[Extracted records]
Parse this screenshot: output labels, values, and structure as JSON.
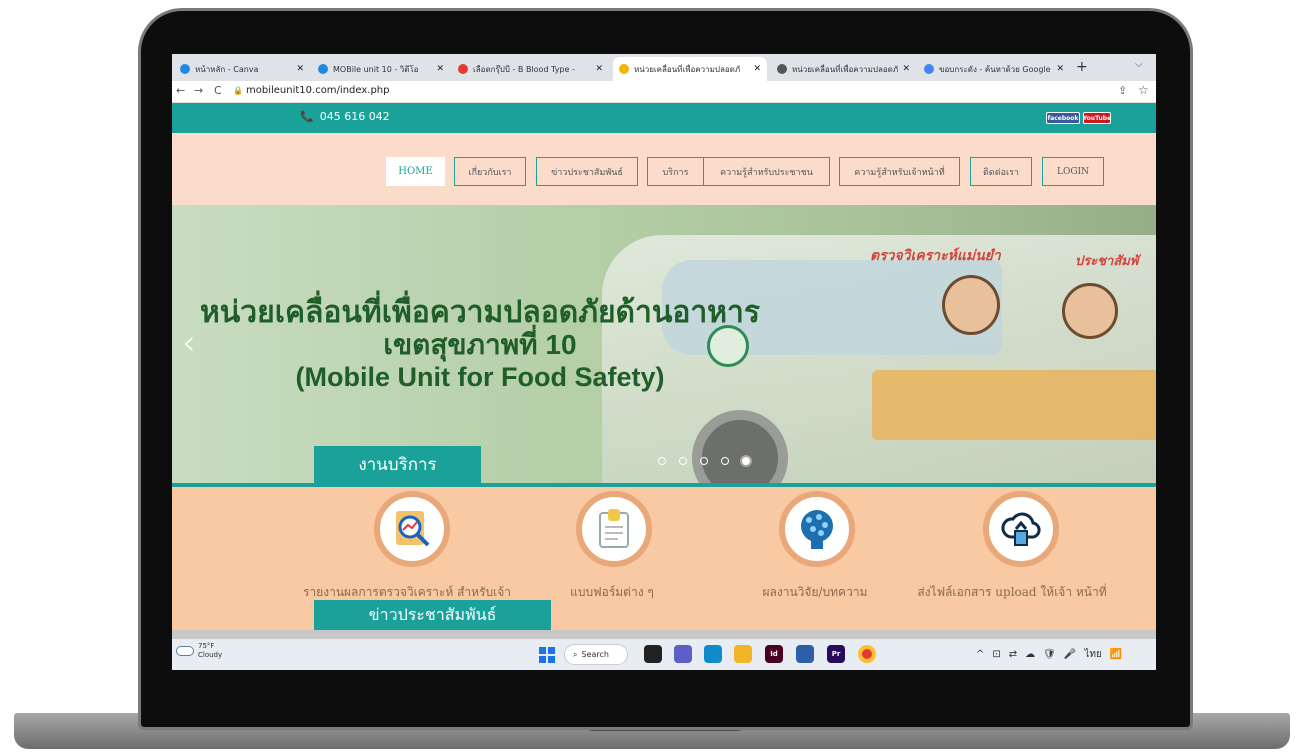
{
  "browser": {
    "tabs": [
      {
        "label": "หน้าหลัก - Canva",
        "fav_color": "#1e88e5"
      },
      {
        "label": "MOBile unit 10 - วิดีโอ",
        "fav_color": "#1e88e5"
      },
      {
        "label": "เลือดกรุ๊ปบี - B Blood Type - ",
        "fav_color": "#e53935"
      },
      {
        "label": "หน่วยเคลื่อนที่เพื่อความปลอดภั",
        "fav_color": "#f4b400"
      },
      {
        "label": "หน่วยเคลื่อนที่เพื่อความปลอดภั",
        "fav_color": "#555555"
      },
      {
        "label": "ขอบกระดัง - ค้นหาด้วย Google",
        "fav_color": "#4285f4"
      }
    ],
    "active_tab": 3,
    "new_tab": "+",
    "tab_menu": "⌵",
    "close_symbol": "✕",
    "nav_back": "←",
    "nav_forward": "→",
    "nav_reload": "C",
    "lock": "🔒",
    "url": "mobileunit10.com/index.php",
    "share_icon": "⇪",
    "star_icon": "☆"
  },
  "site": {
    "phone_icon": "📞",
    "phone": "045 616 042",
    "facebook": "facebook",
    "youtube": "YouTube",
    "menu": [
      "HOME",
      "เกี่ยวกับเรา",
      "ข่าวประชาสัมพันธ์",
      "บริการ",
      "ความรู้สำหรับประชาชน",
      "ความรู้สำหรับเจ้าหน้าที่",
      "ติดต่อเรา",
      "LOGIN"
    ],
    "hero": {
      "tag1": "ตรวจวิเคราะห์แม่นยำ",
      "tag2": "ประชาสัมพั",
      "line1": "หน่วยเคลื่อนที่เพื่อความปลอดภัยด้านอาหาร",
      "line2": "เขตสุขภาพที่ 10",
      "line3": "(Mobile Unit for Food Safety)",
      "prev": "‹",
      "slides": 5,
      "active_slide": 4
    },
    "services_heading": "งานบริการ",
    "services": [
      {
        "icon": "report-analysis-icon",
        "label": "รายงานผลการตรวจวิเคราะห์ สำหรับเจ้าหน้าที่"
      },
      {
        "icon": "form-document-icon",
        "label": "แบบฟอร์มต่าง ๆ"
      },
      {
        "icon": "research-brain-icon",
        "label": "ผลงานวิจัย/บทความ"
      },
      {
        "icon": "cloud-upload-icon",
        "label": "ส่งไฟล์เอกสาร upload ให้เจ้า หน้าที่"
      }
    ],
    "news_heading": "ข่าวประชาสัมพันธ์"
  },
  "taskbar": {
    "temp": "75°F",
    "condition": "Cloudy",
    "search": "Search",
    "search_icon": "⌕",
    "apps": [
      {
        "name": "file-explorer",
        "color": "#222222",
        "text": ""
      },
      {
        "name": "chat",
        "color": "#5b5fc7",
        "text": ""
      },
      {
        "name": "edge",
        "color": "#0f8bc9",
        "text": ""
      },
      {
        "name": "folder",
        "color": "#f2b428",
        "text": ""
      },
      {
        "name": "indesign",
        "color": "#49021f",
        "text": "Id"
      },
      {
        "name": "app-blue",
        "color": "#2d5ea8",
        "text": ""
      },
      {
        "name": "premiere",
        "color": "#2a0a5e",
        "text": "Pr"
      },
      {
        "name": "chrome",
        "color": "#e53935",
        "text": ""
      }
    ],
    "tray": [
      "^",
      "⊡",
      "⇄",
      "☁",
      "🛡",
      "🎤",
      "ไทย",
      "📶"
    ]
  }
}
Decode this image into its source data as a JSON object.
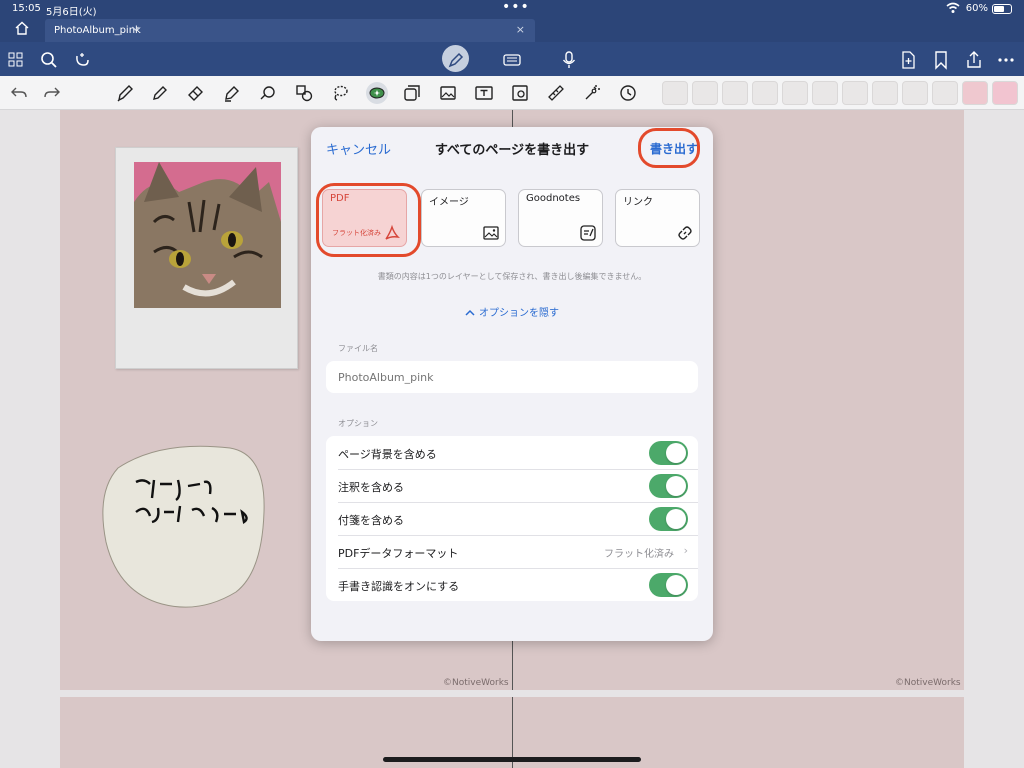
{
  "status": {
    "time": "15:05",
    "date": "5月6日(火)",
    "battery": "60%"
  },
  "tab": {
    "title": "PhotoAlbum_pink"
  },
  "canvas": {
    "credit_left": "©NotiveWorks",
    "credit_right": "©NotiveWorks"
  },
  "modal": {
    "cancel": "キャンセル",
    "title": "すべてのページを書き出す",
    "export": "書き出す",
    "formats": [
      {
        "name": "PDF",
        "sub": "フラット化済み",
        "icon": "pdf-icon",
        "selected": true
      },
      {
        "name": "イメージ",
        "icon": "image-icon"
      },
      {
        "name": "Goodnotes",
        "icon": "goodnotes-icon"
      },
      {
        "name": "リンク",
        "icon": "link-icon"
      }
    ],
    "hint": "書類の内容は1つのレイヤーとして保存され、書き出し後編集できません。",
    "hide_options": "オプションを隠す",
    "filename_label": "ファイル名",
    "filename_placeholder": "PhotoAlbum_pink",
    "options_label": "オプション",
    "options": [
      {
        "label": "ページ背景を含める",
        "type": "toggle",
        "on": true
      },
      {
        "label": "注釈を含める",
        "type": "toggle",
        "on": true
      },
      {
        "label": "付箋を含める",
        "type": "toggle",
        "on": true
      },
      {
        "label": "PDFデータフォーマット",
        "type": "value",
        "value": "フラット化済み"
      },
      {
        "label": "手書き認識をオンにする",
        "type": "toggle",
        "on": true
      }
    ]
  },
  "colors": {
    "accent": "#2a6bd1",
    "toggle_on": "#4ca96a",
    "highlight": "#e34a2c",
    "nav": "#2f4a80"
  }
}
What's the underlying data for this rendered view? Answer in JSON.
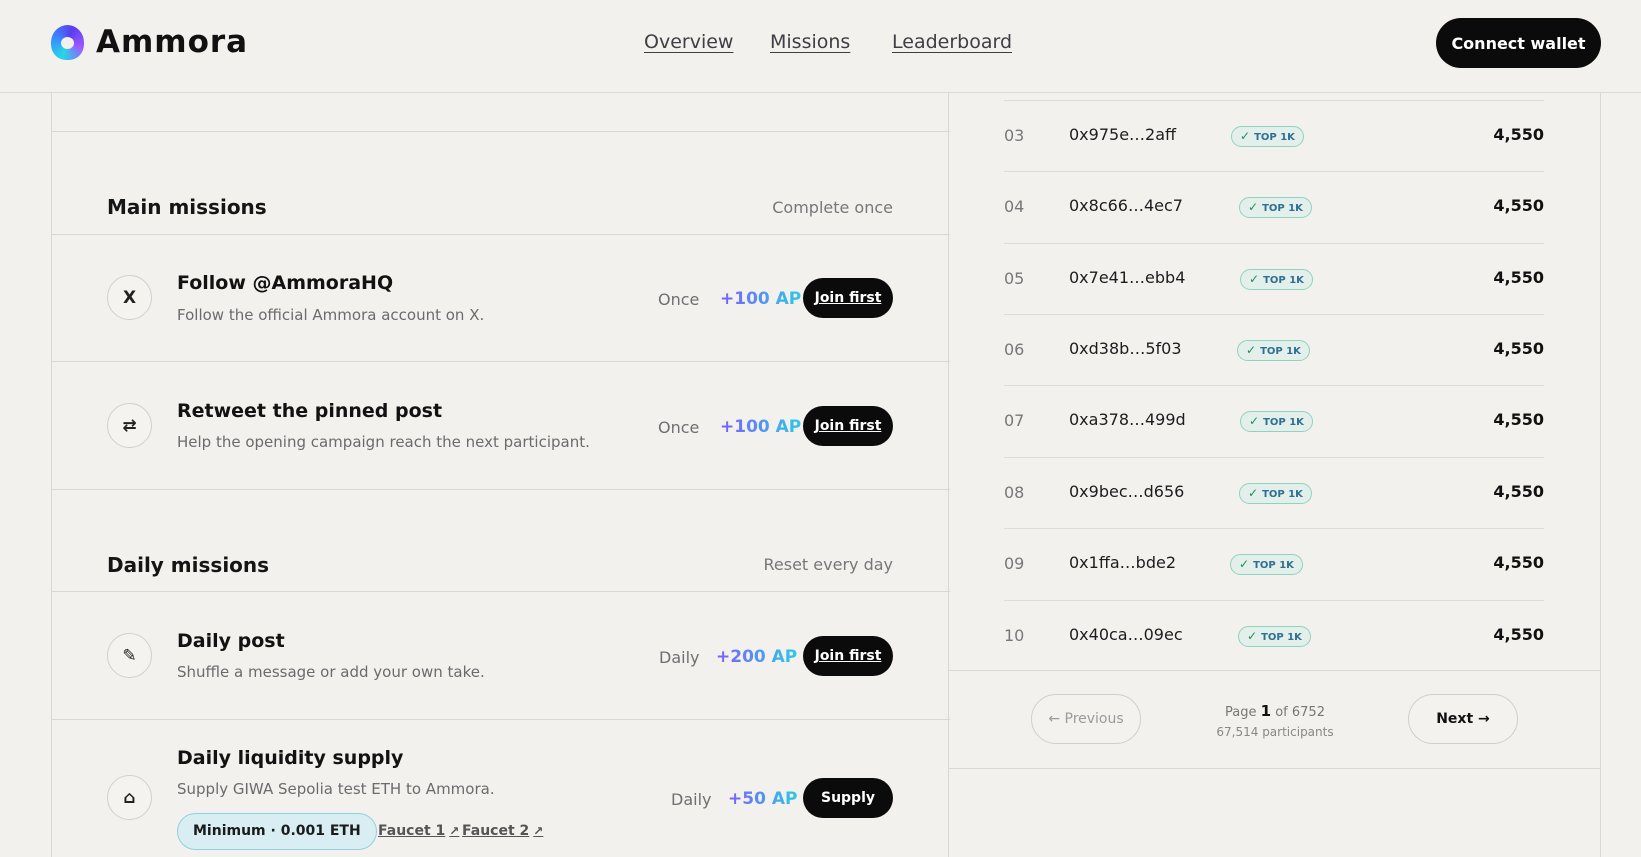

Requirement -
In the copy, leave out all pictures, and retype exactly each line from the one with "Decode this image" through the last line of the entries.

Task response -
Decode this image into its source data as a JSON object.
{
  "status": {
    "time": "15:05",
    "date": "5月6日(火)",
    "battery": "60%"
  },
  "tab": {
    "title": "PhotoAlbum_pink"
  },
  "canvas": {
    "credit_left": "©NotiveWorks",
    "credit_right": "©NotiveWorks"
  },
  "modal": {
    "cancel": "キャンセル",
    "title": "すべてのページを書き出す",
    "export": "書き出す",
    "formats": [
      {
        "name": "PDF",
        "sub": "フラット化済み",
        "icon": "pdf-icon",
        "selected": true
      },
      {
        "name": "イメージ",
        "icon": "image-icon"
      },
      {
        "name": "Goodnotes",
        "icon": "goodnotes-icon"
      },
      {
        "name": "リンク",
        "icon": "link-icon"
      }
    ],
    "hint": "書類の内容は1つのレイヤーとして保存され、書き出し後編集できません。",
    "hide_options": "オプションを隠す",
    "filename_label": "ファイル名",
    "filename_placeholder": "PhotoAlbum_pink",
    "options_label": "オプション",
    "options": [
      {
        "label": "ページ背景を含める",
        "type": "toggle",
        "on": true
      },
      {
        "label": "注釈を含める",
        "type": "toggle",
        "on": true
      },
      {
        "label": "付箋を含める",
        "type": "toggle",
        "on": true
      },
      {
        "label": "PDFデータフォーマット",
        "type": "value",
        "value": "フラット化済み"
      },
      {
        "label": "手書き認識をオンにする",
        "type": "toggle",
        "on": true
      }
    ]
  },
  "colors": {
    "accent": "#2a6bd1",
    "toggle_on": "#4ca96a",
    "highlight": "#e34a2c",
    "nav": "#2f4a80"
  }
}
What's the underlying data for this rendered view? Answer in JSON.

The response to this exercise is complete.